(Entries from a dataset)
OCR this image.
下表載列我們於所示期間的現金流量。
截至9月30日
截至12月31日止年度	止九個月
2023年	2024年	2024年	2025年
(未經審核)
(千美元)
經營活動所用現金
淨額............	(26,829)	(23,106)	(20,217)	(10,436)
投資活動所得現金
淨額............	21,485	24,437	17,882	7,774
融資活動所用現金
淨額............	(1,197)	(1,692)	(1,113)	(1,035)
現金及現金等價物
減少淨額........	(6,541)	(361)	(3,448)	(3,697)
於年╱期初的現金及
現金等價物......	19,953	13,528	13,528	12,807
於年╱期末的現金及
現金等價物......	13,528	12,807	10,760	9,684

Given task
Reproduce the material verbatim, line by line.

Result
OCR this image.
下表載列我們於所示期間的現金流量。
截至9月30日
截至12月31日止年度	止九個月
2023年	2024年	2024年	2025年
(未經審核)
(千美元)
經營活動所用現金
淨額............	(26,829)	(23,106)	(20,217)	(10,436)
投資活動所得現金
淨額............	21,485	24,437	17,882	7,774
融資活動所用現金
淨額............	(1,197)	(1,692)	(1,113)	(1,035)
現金及現金等價物
減少淨額........	(6,541)	(361)	(3,448)	(3,697)
於年╱期初的現金及
現金等價物......	19,953	13,528	13,528	12,807
於年╱期末的現金及
現金等價物......	13,528	12,807	10,760	9,684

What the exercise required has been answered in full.